[Dataset excerpt]

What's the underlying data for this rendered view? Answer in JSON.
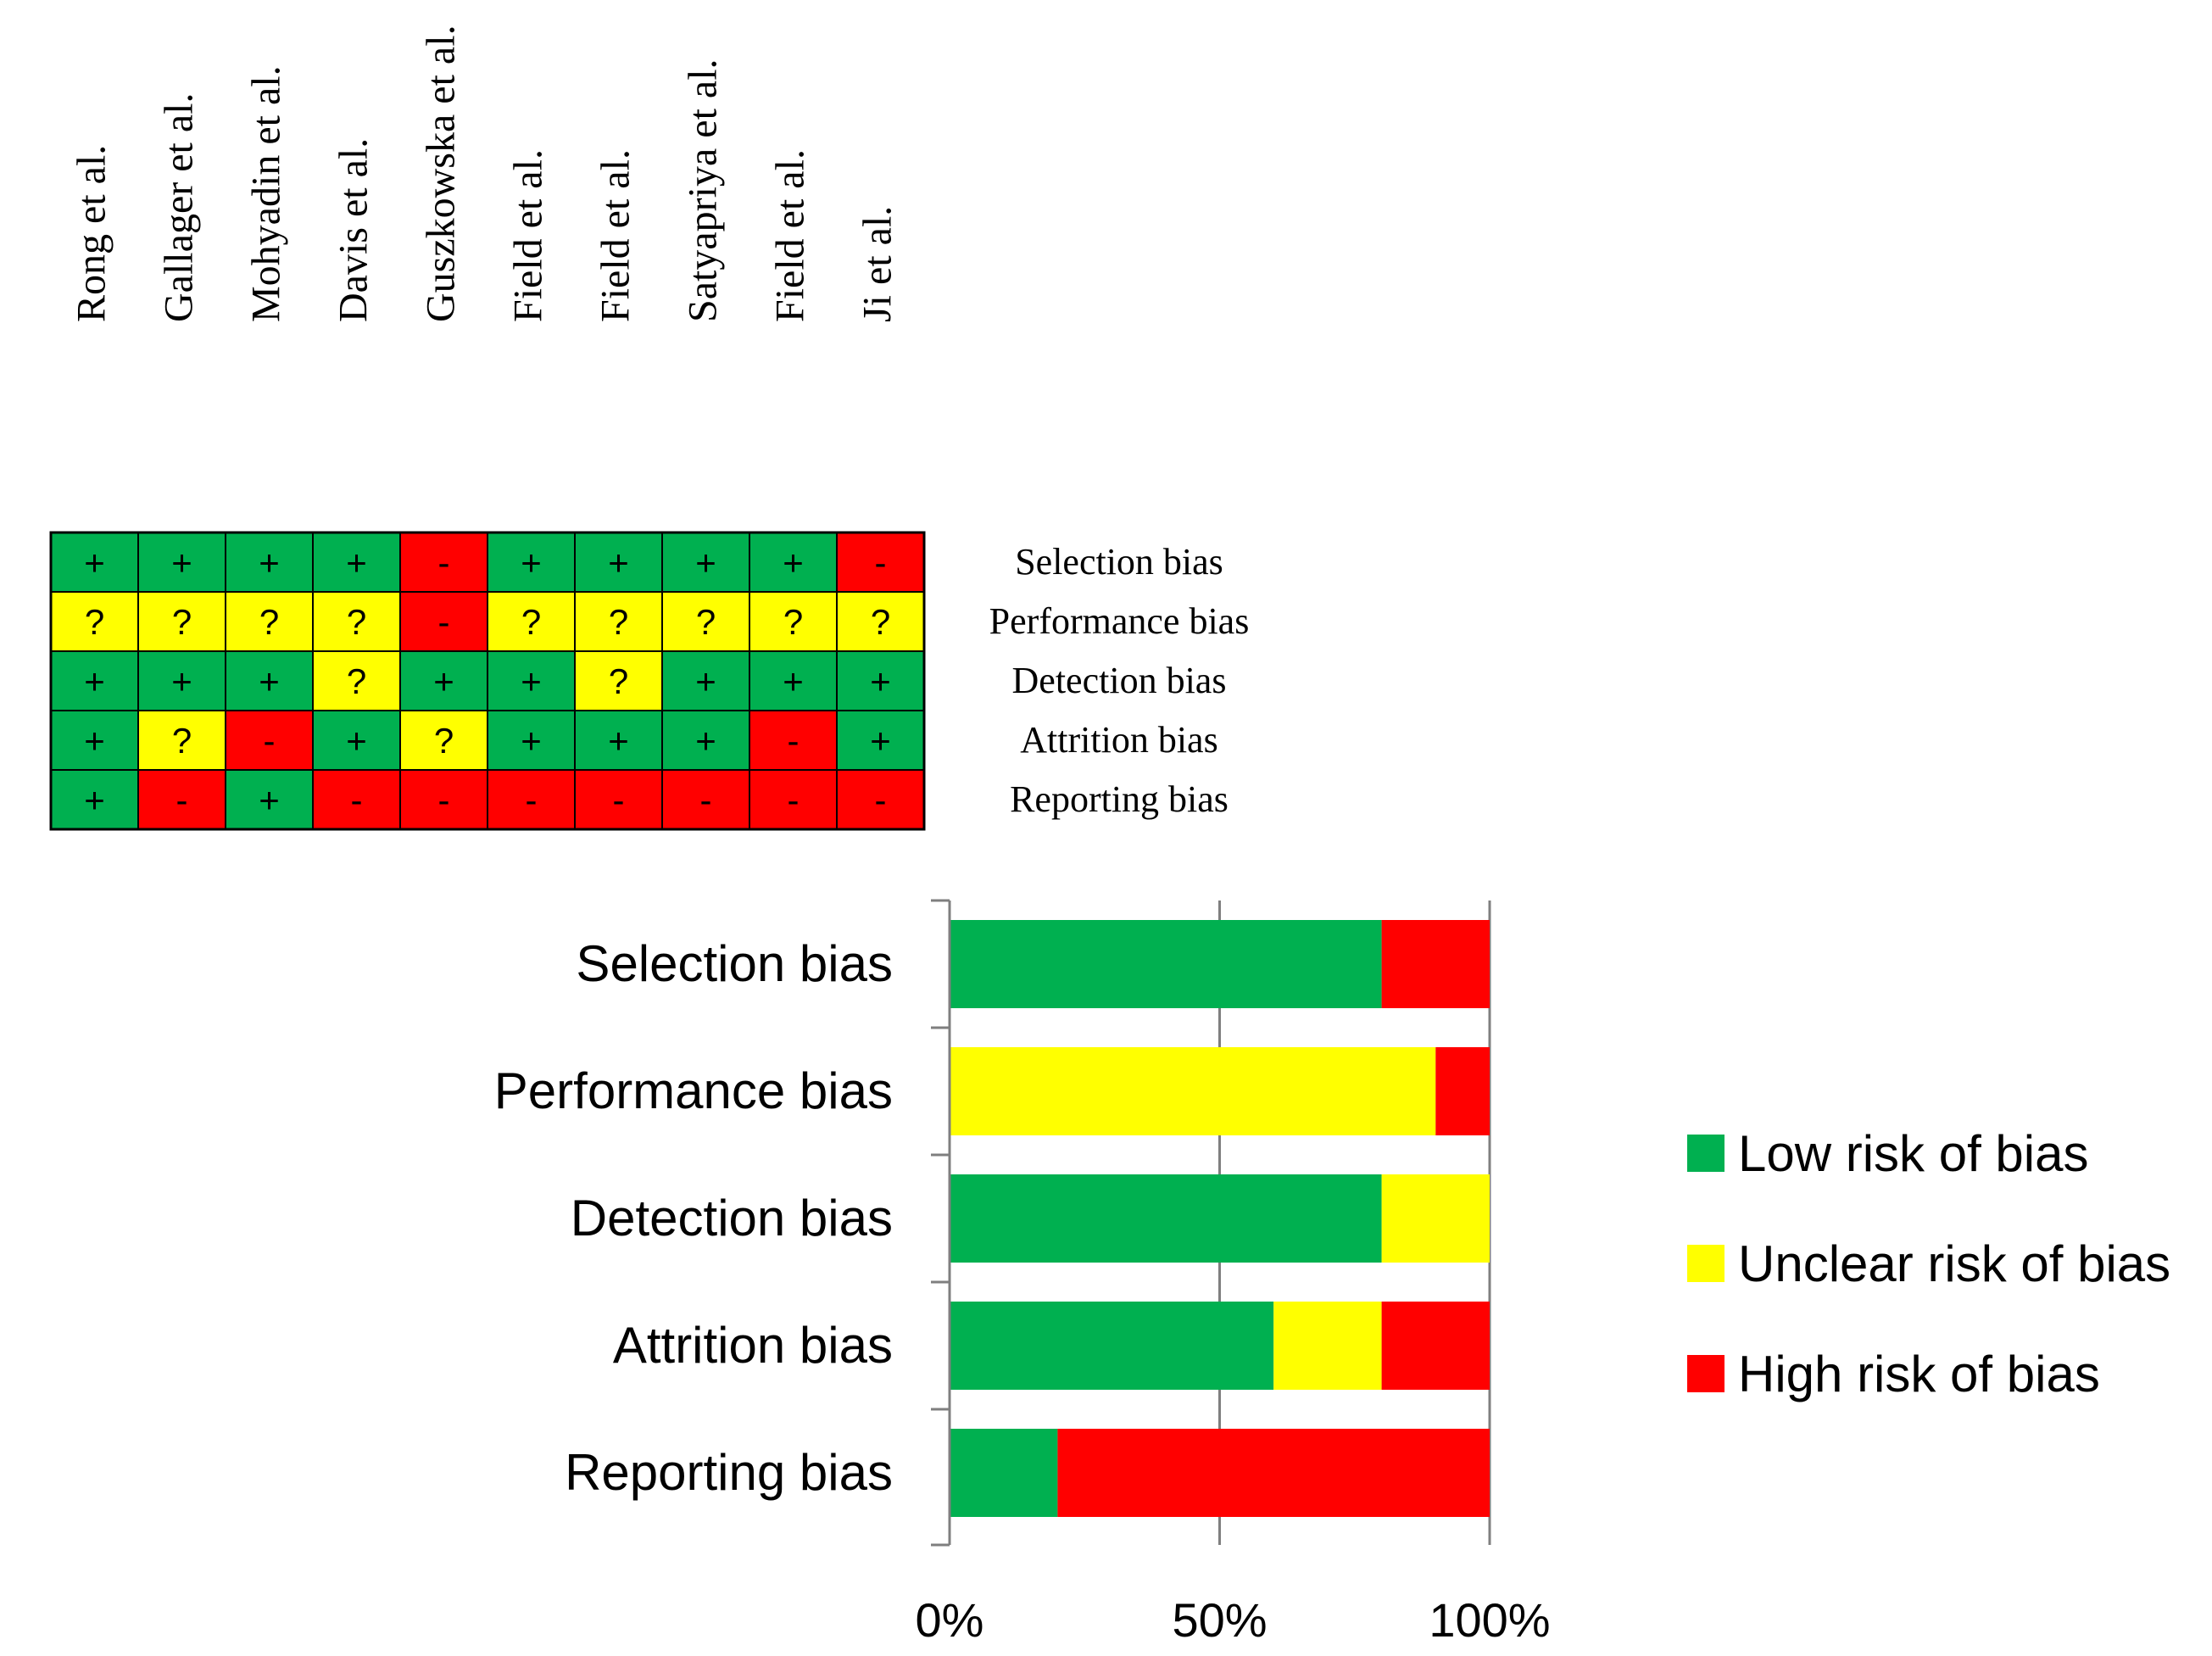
{
  "chart_data": [
    {
      "type": "table",
      "title": "",
      "studies": [
        "Rong et al.",
        "Gallager et al.",
        "Mohyadin et al.",
        "Davis et al.",
        "Guszkowska et al.",
        "Field et al.",
        "Field et al.",
        "Satyapriya et al.",
        "Field et al.",
        "Ji et al."
      ],
      "domains": [
        "Selection bias",
        "Performance bias",
        "Detection bias",
        "Attrition bias",
        "Reporting bias"
      ],
      "judgements": [
        [
          "+",
          "+",
          "+",
          "+",
          "-",
          "+",
          "+",
          "+",
          "+",
          "-"
        ],
        [
          "?",
          "?",
          "?",
          "?",
          "-",
          "?",
          "?",
          "?",
          "?",
          "?"
        ],
        [
          "+",
          "+",
          "+",
          "?",
          "+",
          "+",
          "?",
          "+",
          "+",
          "+"
        ],
        [
          "+",
          "?",
          "-",
          "+",
          "?",
          "+",
          "+",
          "+",
          "-",
          "+"
        ],
        [
          "+",
          "-",
          "+",
          "-",
          "-",
          "-",
          "-",
          "-",
          "-",
          "-"
        ]
      ],
      "symbol_colors": {
        "+": "#00b050",
        "?": "#ffff00",
        "-": "#ff0000"
      }
    },
    {
      "type": "bar",
      "orientation": "horizontal",
      "stacked": true,
      "title": "",
      "categories": [
        "Selection bias",
        "Performance bias",
        "Detection bias",
        "Attrition bias",
        "Reporting bias"
      ],
      "series": [
        {
          "name": "Low risk of bias",
          "color": "#00b050",
          "values": [
            80,
            0,
            80,
            60,
            20
          ]
        },
        {
          "name": "Unclear risk of bias",
          "color": "#ffff00",
          "values": [
            0,
            90,
            20,
            20,
            0
          ]
        },
        {
          "name": "High risk of bias",
          "color": "#ff0000",
          "values": [
            20,
            10,
            0,
            20,
            80
          ]
        }
      ],
      "xlim": [
        0,
        100
      ],
      "xticks": [
        "0%",
        "50%",
        "100%"
      ],
      "xlabel": "",
      "ylabel": "",
      "grid": true,
      "legend": "right"
    }
  ]
}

> [TASK TO COMPLETE]
Images should not appear in the copy; retype the listing above exactly.

> [EXERCISE RESULT]
What's the underlying data for this rendered view? Answer in JSON.
{
  "chart_data": [
    {
      "type": "table",
      "title": "",
      "studies": [
        "Rong et al.",
        "Gallager et al.",
        "Mohyadin et al.",
        "Davis et al.",
        "Guszkowska et al.",
        "Field et al.",
        "Field et al.",
        "Satyapriya et al.",
        "Field et al.",
        "Ji et al."
      ],
      "domains": [
        "Selection bias",
        "Performance bias",
        "Detection bias",
        "Attrition bias",
        "Reporting bias"
      ],
      "judgements": [
        [
          "+",
          "+",
          "+",
          "+",
          "-",
          "+",
          "+",
          "+",
          "+",
          "-"
        ],
        [
          "?",
          "?",
          "?",
          "?",
          "-",
          "?",
          "?",
          "?",
          "?",
          "?"
        ],
        [
          "+",
          "+",
          "+",
          "?",
          "+",
          "+",
          "?",
          "+",
          "+",
          "+"
        ],
        [
          "+",
          "?",
          "-",
          "+",
          "?",
          "+",
          "+",
          "+",
          "-",
          "+"
        ],
        [
          "+",
          "-",
          "+",
          "-",
          "-",
          "-",
          "-",
          "-",
          "-",
          "-"
        ]
      ],
      "symbol_colors": {
        "+": "#00b050",
        "?": "#ffff00",
        "-": "#ff0000"
      }
    },
    {
      "type": "bar",
      "orientation": "horizontal",
      "stacked": true,
      "title": "",
      "categories": [
        "Selection bias",
        "Performance bias",
        "Detection bias",
        "Attrition bias",
        "Reporting bias"
      ],
      "series": [
        {
          "name": "Low risk of bias",
          "color": "#00b050",
          "values": [
            80,
            0,
            80,
            60,
            20
          ]
        },
        {
          "name": "Unclear risk of bias",
          "color": "#ffff00",
          "values": [
            0,
            90,
            20,
            20,
            0
          ]
        },
        {
          "name": "High risk of bias",
          "color": "#ff0000",
          "values": [
            20,
            10,
            0,
            20,
            80
          ]
        }
      ],
      "xlim": [
        0,
        100
      ],
      "xticks": [
        "0%",
        "50%",
        "100%"
      ],
      "xlabel": "",
      "ylabel": "",
      "grid": true,
      "legend": "right"
    }
  ]
}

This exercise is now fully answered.